## Exercise brief
Work out the number of lines in the records that include the word "Шеин"; reply with that number alone.

## Records for this task
━━━━━━━━━━━━━━━━
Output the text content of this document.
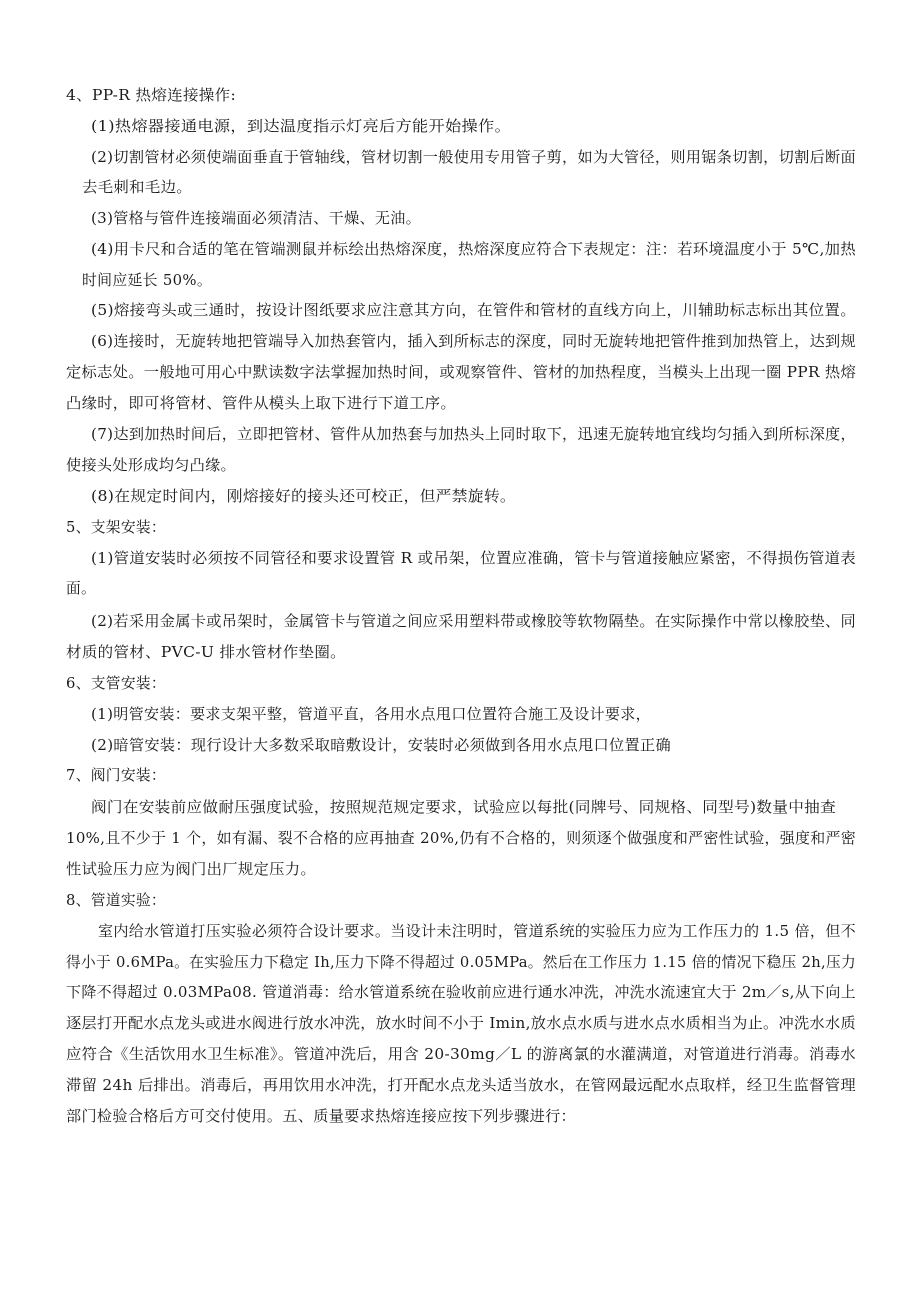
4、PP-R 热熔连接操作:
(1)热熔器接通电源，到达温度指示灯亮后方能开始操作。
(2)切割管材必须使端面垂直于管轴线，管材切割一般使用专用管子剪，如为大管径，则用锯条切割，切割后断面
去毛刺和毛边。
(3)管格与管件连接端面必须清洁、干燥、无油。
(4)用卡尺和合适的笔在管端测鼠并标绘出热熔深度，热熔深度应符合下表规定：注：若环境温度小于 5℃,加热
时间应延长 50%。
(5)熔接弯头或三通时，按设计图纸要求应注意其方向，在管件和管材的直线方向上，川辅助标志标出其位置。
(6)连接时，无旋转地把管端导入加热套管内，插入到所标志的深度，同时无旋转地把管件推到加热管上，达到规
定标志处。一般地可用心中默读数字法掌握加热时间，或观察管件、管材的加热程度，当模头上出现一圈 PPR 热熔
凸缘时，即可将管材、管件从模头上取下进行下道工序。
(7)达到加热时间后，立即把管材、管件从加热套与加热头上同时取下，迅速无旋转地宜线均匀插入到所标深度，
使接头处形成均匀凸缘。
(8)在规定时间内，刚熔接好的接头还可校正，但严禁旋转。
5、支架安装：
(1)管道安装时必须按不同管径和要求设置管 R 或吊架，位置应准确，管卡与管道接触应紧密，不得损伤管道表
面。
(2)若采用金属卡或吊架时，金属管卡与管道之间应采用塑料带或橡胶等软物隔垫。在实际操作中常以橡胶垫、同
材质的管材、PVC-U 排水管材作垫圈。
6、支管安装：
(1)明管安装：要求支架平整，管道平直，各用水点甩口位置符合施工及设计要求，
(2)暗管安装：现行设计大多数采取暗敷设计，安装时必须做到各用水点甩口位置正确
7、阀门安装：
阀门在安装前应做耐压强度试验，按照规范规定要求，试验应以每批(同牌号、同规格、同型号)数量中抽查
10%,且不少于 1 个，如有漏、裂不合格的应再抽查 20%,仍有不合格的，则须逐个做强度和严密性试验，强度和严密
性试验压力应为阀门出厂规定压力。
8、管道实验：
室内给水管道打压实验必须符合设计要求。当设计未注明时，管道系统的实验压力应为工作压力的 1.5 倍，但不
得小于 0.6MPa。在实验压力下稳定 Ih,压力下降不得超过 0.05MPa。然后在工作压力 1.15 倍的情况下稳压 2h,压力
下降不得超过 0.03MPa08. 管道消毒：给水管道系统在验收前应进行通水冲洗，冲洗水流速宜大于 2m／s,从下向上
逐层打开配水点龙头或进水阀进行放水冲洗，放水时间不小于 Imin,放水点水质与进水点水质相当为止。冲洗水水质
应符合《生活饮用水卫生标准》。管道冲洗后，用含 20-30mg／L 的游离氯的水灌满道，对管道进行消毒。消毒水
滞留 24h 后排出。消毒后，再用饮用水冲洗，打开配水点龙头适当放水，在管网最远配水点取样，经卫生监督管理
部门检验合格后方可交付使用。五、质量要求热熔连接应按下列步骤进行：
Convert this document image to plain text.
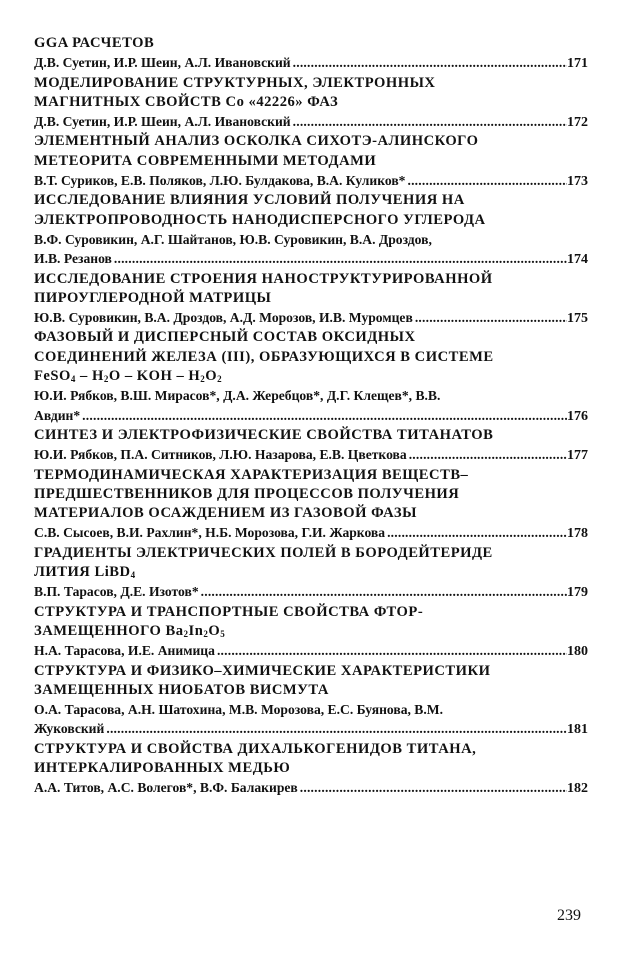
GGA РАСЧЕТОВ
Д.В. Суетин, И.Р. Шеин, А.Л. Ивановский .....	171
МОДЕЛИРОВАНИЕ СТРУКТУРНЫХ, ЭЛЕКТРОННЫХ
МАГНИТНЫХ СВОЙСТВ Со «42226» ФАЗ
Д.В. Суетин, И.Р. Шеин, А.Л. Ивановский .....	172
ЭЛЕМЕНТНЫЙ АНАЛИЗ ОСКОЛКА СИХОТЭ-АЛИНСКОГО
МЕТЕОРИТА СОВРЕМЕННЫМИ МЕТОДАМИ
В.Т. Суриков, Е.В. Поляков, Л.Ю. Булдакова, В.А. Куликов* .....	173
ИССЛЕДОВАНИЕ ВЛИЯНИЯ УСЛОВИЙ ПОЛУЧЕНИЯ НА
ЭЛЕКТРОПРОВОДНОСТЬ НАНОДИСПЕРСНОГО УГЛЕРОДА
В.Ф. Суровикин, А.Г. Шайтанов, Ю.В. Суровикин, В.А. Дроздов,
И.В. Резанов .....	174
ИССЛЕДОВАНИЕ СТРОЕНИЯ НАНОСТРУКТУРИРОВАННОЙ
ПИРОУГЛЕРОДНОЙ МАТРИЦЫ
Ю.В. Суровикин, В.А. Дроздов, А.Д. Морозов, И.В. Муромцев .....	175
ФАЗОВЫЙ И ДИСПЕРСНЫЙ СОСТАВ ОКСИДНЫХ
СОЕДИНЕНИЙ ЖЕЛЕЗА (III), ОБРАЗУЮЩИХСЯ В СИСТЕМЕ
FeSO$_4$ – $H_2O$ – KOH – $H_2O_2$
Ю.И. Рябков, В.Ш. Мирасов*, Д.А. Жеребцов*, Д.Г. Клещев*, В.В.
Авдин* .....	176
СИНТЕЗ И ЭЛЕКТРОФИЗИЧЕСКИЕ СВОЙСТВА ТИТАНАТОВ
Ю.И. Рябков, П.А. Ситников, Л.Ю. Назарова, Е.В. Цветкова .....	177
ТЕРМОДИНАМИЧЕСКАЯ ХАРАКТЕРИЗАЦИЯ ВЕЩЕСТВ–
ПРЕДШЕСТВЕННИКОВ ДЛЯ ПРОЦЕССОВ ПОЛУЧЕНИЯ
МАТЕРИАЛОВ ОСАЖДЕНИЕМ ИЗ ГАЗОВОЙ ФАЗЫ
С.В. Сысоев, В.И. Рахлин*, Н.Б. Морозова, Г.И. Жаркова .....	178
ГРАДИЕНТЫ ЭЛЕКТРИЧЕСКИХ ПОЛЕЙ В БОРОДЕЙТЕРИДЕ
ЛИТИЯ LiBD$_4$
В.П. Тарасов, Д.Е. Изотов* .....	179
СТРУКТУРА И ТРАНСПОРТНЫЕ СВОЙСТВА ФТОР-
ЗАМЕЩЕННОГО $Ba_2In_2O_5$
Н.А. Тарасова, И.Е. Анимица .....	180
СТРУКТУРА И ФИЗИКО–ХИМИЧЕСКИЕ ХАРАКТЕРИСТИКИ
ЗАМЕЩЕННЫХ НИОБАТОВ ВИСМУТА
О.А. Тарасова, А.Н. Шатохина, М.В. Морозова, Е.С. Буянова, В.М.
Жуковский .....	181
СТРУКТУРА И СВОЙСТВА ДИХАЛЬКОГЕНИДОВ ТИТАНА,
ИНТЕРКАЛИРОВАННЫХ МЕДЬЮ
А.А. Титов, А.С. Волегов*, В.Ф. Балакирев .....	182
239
━━━━━━━━━━━━━━━━
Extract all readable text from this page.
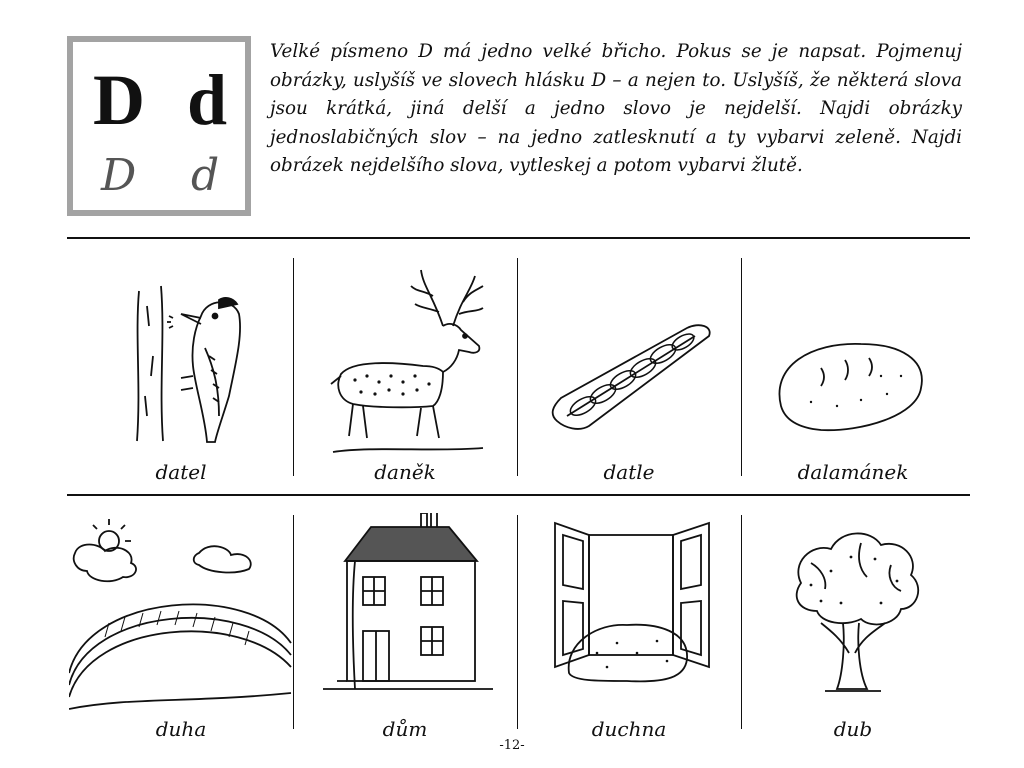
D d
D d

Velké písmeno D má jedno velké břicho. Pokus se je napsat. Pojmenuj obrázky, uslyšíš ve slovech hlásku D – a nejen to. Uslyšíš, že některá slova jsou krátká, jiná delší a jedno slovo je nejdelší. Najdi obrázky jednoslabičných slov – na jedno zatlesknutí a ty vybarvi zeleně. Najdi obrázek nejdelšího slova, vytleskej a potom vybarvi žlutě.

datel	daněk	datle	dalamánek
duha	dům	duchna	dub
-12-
━━━━━━━━━━━━━━━━
## The response
2